## Excerpt
'''

PRAGUE, March 12 : The United States’ ambassador to ‌NATO said on Thursday that all allies must “pull their weight,” after Czech lawmakers approved a 2026 budget that cuts defense outlays.
Czech Prime Minister ​Andrej Babis’ government, in power since December, pushed a revamped budget through the lower house on Wednesday evening which cut the defense ministry’s allocation versus a previous proposal to 154.8 billion crowns ($7.31 billion), or 1.73 percent of gross domestic product.
That is below a NATO target of 2 percent of GDP already expected before alliance members pledged last year in the Hague ‌to raise defense spending ‌to 3.5 percent of GDP plus ​1.5 percent ‌on ⁠other defense-relevant investments ​over ⁠the next decade.
The Czech Finance Ministry says total defense spending in the budget will reach 2.07 percent of GDP, but the country’s budget watchdog has warned that includes money earmarked elsewhere, like for the transport ministry for road projects, that may not be recognized by NATO.
“All Allies must pull their weight and ⁠honor The Hague Defense Commitment,” US Ambassador to ‌NATO Matthew Whitaker said on X ‌on Thursday with a picture of ​a news headline on the Czech ‌budget approval.
“These numbers are not arbitrary. They are about ‌meeting the moment — and the moment requires 5 percent as the standard. No excuses, no opt-outs.”
European NATO countries are under pressure to raise defense spending amid the Ukraine-Russia war ‌and at US President Donald Trump’s urging.
Babis, whose populist ANO party won elections last year, said ⁠in February ⁠the country was “certainly not” on the path to raising core defense spending to the 3.5 percent target, saying there was a different focus, like on health care.
The budget watchdog on Thursday reiterated “strong doubts” that some spending deemed defense in this year’s budget would meet NATO’s definition.
President Petr Pavel, a former NATO official, has also said defense cuts risked a loss of trust from allies — but has signalled he would not veto the budget.
US Ambassador to Prague Nicholas Merrick said last ​week the Czech Republic may ​slip to the bottom of NATO’s defense-spending ranks.

'''

## Record list
'''

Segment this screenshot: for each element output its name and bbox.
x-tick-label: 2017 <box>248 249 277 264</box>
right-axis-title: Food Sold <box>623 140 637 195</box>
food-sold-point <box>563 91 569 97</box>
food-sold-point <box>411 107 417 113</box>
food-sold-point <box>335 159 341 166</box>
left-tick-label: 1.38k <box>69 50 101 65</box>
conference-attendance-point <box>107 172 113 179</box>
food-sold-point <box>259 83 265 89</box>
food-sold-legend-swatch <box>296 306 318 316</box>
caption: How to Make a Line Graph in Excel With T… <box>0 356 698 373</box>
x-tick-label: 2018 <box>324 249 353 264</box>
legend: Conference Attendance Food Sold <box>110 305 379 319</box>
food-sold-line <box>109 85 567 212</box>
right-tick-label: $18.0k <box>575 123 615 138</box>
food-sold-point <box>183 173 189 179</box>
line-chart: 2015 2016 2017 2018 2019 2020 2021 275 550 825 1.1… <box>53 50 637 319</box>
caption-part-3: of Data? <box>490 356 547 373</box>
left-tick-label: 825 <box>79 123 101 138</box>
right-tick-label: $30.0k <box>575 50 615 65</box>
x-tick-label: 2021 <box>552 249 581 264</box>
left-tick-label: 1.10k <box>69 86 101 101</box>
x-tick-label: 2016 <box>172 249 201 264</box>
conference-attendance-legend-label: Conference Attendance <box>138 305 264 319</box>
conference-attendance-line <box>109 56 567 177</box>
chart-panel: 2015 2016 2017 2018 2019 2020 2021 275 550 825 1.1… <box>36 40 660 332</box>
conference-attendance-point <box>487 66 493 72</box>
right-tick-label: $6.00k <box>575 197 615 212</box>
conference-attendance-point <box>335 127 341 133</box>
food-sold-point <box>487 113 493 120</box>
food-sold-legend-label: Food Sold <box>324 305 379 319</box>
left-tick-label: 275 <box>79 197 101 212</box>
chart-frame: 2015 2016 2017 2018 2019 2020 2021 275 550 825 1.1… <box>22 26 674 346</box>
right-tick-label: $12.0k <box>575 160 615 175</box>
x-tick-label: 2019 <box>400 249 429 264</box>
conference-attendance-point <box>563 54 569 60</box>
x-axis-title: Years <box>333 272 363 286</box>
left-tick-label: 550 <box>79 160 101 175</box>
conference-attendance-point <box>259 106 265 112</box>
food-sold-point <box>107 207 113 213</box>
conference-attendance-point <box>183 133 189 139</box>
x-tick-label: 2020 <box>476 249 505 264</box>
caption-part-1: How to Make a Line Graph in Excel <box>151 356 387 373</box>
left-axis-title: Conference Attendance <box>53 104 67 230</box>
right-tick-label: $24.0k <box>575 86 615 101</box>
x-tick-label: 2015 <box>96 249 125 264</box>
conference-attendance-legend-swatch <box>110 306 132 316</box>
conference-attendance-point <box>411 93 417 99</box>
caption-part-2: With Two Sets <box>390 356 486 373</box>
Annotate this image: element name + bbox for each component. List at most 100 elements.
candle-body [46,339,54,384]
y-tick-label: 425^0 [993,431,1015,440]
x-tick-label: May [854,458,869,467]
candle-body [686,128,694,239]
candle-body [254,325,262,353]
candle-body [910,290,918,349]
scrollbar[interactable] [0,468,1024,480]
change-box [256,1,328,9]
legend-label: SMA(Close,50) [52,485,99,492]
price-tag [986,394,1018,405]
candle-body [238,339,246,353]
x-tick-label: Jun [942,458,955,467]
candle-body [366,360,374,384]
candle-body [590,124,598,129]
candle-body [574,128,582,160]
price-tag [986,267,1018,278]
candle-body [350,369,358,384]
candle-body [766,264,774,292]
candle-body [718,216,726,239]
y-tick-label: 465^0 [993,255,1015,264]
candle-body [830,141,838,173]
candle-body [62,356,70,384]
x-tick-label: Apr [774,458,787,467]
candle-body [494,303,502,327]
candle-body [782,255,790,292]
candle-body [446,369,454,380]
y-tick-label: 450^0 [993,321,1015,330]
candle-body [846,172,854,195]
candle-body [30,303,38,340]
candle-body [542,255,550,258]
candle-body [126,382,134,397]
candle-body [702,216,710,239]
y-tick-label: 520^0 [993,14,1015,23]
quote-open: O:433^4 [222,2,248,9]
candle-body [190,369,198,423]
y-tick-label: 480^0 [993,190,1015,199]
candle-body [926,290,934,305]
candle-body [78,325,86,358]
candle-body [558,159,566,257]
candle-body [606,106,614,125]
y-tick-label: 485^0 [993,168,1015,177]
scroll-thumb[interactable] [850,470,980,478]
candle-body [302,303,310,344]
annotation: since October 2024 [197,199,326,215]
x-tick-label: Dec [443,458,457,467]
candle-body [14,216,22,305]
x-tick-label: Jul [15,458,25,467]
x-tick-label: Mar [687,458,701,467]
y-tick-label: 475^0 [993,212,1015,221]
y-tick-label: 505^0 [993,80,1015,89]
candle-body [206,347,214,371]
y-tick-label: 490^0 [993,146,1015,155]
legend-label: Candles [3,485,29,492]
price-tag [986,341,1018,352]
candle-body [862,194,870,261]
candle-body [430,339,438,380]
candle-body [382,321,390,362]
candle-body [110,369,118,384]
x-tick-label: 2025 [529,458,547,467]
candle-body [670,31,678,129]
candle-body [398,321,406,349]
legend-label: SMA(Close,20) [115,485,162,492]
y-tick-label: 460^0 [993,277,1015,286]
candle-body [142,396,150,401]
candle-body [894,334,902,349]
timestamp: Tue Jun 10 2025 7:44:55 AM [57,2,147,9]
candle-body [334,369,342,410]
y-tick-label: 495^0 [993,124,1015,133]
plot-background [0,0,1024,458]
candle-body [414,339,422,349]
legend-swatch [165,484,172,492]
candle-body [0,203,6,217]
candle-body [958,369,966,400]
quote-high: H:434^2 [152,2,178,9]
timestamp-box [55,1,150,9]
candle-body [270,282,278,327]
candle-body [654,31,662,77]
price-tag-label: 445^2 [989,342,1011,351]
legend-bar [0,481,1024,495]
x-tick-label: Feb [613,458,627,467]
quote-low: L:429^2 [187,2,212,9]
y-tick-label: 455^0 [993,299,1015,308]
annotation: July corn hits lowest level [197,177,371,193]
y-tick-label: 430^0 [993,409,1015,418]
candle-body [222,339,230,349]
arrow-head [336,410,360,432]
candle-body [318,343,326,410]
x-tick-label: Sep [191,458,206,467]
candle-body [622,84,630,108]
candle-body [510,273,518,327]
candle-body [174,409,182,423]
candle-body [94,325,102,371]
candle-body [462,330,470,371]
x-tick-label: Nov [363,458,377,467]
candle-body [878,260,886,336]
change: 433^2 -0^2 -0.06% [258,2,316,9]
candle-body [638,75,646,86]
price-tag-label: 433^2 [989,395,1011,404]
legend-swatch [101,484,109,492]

'''

## Exercise requirements
[a] Condense the paragraph in the article on Czech defense spending that begins "The Czech Finance Ministry says" into one shorter sentence that keeps its main facts.
[b] Answer these questions from the article on Czech defense spending, one answer per line:
(i) How many crowns did the revamped budget allocate to the defense ministry?
(ii) On which platform did Matthew Whitaker post his statement?
(iii) What is the name of Babis's party?
[c] Update the stretch from "The Czech Finance" through "Donald Trump’s urging." in the article on Czech defense spending, replacing "budget watchdog" with "fiscal council".
The listing has no connection to the article on Czech defense spending.

## In response
[a] The Finance Ministry puts total defense spending in the budget at 2.07 percent of GDP, but the budget watchdog warns that this figure counts money allocated elsewhere, such as transport ministry road projects, which NATO may not recognize.

[b]
(i) 154.8 billion crowns
(ii) X
(iii) ANO

[c]
The Czech Finance Ministry says total defense spending in the budget will reach 2.07 percent of GDP, but the country’s fiscal council has warned that includes money earmarked elsewhere, like for the transport ministry for road projects, that may not be recognized by NATO.
“All Allies must pull their weight and ⁠honor The Hague Defense Commitment,” US Ambassador to ‌NATO Matthew Whitaker said on X ‌on Thursday with a picture of ​a news headline on the Czech ‌budget approval.
“These numbers are not arbitrary. They are about ‌meeting the moment — and the moment requires 5 percent as the standard. No excuses, no opt-outs.”
European NATO countries are under pressure to raise defense spending amid the Ukraine-Russia war ‌and at US President Donald Trump’s urging.